[Data listing]
****************
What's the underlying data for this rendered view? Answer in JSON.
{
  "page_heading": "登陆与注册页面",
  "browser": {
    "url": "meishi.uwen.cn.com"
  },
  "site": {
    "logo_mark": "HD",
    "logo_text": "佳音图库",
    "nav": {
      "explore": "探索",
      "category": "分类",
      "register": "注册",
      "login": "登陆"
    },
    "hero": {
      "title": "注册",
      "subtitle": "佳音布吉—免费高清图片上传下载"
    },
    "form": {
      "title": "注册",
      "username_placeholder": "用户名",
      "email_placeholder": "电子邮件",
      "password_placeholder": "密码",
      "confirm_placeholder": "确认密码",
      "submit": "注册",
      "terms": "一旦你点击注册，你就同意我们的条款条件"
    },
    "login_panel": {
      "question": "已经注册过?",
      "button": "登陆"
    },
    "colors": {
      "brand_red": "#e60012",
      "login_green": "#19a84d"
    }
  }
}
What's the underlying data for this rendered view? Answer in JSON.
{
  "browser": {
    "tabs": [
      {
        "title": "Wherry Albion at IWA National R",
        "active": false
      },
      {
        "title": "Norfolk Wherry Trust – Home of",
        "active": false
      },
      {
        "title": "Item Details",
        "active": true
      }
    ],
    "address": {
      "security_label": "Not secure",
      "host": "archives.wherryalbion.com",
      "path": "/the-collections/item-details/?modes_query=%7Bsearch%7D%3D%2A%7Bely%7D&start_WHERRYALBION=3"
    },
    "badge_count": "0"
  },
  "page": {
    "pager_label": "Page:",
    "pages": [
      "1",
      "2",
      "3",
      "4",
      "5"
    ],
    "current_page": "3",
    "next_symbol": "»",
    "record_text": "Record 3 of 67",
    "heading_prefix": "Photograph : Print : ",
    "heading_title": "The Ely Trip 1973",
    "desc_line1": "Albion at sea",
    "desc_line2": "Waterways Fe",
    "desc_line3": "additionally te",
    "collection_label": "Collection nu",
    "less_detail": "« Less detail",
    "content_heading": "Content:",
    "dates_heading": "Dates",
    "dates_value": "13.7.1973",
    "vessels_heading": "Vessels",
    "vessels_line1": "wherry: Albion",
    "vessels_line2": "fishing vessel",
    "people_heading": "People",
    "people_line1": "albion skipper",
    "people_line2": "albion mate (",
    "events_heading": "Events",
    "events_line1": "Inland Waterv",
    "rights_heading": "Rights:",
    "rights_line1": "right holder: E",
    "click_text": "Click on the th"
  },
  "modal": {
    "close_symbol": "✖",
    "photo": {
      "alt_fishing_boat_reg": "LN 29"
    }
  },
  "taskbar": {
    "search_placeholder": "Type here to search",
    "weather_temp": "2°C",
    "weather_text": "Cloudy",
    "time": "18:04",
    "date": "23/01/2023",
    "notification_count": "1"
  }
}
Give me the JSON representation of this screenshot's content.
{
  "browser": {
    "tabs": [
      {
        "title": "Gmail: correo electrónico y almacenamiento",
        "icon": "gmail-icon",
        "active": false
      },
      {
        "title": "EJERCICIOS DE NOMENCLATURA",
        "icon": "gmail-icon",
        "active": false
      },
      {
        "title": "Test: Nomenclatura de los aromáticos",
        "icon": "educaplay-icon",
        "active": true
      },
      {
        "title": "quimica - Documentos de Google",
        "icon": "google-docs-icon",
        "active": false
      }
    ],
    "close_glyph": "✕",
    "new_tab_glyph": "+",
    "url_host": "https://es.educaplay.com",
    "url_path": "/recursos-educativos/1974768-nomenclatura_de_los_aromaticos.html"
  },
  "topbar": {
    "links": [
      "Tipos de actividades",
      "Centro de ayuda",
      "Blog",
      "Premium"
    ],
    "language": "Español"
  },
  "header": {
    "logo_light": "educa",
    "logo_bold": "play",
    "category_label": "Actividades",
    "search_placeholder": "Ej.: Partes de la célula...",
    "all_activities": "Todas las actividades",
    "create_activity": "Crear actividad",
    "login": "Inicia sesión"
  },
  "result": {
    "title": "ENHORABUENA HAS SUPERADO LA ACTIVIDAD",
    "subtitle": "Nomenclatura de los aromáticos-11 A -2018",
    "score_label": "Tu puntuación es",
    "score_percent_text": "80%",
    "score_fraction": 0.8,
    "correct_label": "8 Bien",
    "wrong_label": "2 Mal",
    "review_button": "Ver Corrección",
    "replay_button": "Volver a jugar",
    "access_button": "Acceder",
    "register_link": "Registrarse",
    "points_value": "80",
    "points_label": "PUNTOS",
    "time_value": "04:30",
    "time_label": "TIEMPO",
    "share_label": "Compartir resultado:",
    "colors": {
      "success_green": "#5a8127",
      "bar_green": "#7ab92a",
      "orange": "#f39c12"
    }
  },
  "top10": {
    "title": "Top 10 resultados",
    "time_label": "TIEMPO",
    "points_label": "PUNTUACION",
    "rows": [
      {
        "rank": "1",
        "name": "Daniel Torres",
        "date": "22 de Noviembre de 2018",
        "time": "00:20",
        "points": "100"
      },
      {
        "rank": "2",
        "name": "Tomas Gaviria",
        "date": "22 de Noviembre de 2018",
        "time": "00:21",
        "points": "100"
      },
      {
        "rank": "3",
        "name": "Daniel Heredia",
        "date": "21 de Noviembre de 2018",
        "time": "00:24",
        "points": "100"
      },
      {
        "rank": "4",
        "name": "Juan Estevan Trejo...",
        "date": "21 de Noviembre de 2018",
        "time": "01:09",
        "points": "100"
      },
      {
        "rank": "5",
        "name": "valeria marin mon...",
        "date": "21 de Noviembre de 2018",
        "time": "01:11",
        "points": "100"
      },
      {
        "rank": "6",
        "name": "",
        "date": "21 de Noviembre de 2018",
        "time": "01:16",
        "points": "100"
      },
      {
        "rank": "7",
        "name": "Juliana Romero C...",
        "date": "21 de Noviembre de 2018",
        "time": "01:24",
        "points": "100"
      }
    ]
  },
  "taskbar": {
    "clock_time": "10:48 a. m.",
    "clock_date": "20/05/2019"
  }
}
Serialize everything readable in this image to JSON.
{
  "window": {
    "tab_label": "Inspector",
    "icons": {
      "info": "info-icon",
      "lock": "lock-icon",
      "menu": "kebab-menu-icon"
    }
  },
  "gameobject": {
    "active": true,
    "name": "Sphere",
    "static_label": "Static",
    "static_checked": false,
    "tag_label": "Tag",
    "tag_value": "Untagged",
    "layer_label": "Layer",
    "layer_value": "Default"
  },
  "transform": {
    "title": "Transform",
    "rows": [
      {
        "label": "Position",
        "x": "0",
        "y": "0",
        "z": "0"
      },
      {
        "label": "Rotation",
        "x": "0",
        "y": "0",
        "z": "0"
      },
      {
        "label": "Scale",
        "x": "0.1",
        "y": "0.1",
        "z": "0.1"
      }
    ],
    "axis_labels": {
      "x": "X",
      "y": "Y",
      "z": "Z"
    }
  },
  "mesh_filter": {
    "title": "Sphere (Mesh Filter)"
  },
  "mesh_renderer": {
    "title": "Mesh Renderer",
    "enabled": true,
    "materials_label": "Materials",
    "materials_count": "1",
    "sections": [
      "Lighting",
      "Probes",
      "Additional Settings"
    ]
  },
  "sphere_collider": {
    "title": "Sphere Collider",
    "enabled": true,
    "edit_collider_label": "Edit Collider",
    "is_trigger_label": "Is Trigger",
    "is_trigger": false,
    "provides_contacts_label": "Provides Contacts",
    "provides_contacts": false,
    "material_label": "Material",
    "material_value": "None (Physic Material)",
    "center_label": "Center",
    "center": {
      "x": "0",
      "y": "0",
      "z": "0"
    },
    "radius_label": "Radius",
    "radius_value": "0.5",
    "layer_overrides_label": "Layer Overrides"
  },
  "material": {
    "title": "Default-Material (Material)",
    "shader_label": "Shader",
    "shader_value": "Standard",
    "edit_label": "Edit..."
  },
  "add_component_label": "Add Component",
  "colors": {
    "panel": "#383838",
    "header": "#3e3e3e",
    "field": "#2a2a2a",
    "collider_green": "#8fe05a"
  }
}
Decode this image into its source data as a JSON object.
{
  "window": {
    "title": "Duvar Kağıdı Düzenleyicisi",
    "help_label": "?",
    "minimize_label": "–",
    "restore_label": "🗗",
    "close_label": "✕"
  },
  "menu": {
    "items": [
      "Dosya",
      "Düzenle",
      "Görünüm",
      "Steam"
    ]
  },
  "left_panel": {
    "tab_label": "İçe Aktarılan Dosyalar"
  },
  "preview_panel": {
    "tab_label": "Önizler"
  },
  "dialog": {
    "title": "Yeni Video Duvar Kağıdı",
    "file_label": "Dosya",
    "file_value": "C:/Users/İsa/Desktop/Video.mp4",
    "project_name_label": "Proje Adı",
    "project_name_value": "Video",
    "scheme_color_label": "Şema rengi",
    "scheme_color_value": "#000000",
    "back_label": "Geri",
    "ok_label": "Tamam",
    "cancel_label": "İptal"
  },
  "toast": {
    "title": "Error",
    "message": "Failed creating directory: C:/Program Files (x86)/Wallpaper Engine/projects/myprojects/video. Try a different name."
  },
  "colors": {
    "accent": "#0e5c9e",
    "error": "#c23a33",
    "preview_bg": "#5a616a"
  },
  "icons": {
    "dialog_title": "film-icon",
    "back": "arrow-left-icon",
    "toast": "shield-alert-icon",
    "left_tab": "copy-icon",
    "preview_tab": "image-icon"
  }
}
****************
Return, unchanged, each line from the line containing "Decode this image" through the last line of the material.

Decode this image into its source data as a JSON object.
{
  "window": {
    "title": "Duvar Kağıdı Düzenleyicisi",
    "help_label": "?",
    "minimize_label": "–",
    "restore_label": "🗗",
    "close_label": "✕"
  },
  "menu": {
    "items": [
      "Dosya",
      "Düzenle",
      "Görünüm",
      "Steam"
    ]
  },
  "left_panel": {
    "tab_label": "İçe Aktarılan Dosyalar"
  },
  "preview_panel": {
    "tab_label": "Önizler"
  },
  "dialog": {
    "title": "Yeni Video Duvar Kağıdı",
    "file_label": "Dosya",
    "file_value": "C:/Users/İsa/Desktop/Video.mp4",
    "project_name_label": "Proje Adı",
    "project_name_value": "Video",
    "scheme_color_label": "Şema rengi",
    "scheme_color_value": "#000000",
    "back_label": "Geri",
    "ok_label": "Tamam",
    "cancel_label": "İptal"
  },
  "toast": {
    "title": "Error",
    "message": "Failed creating directory: C:/Program Files (x86)/Wallpaper Engine/projects/myprojects/video. Try a different name."
  },
  "colors": {
    "accent": "#0e5c9e",
    "error": "#c23a33",
    "preview_bg": "#5a616a"
  },
  "icons": {
    "dialog_title": "film-icon",
    "back": "arrow-left-icon",
    "toast": "shield-alert-icon",
    "left_tab": "copy-icon",
    "preview_tab": "image-icon"
  }
}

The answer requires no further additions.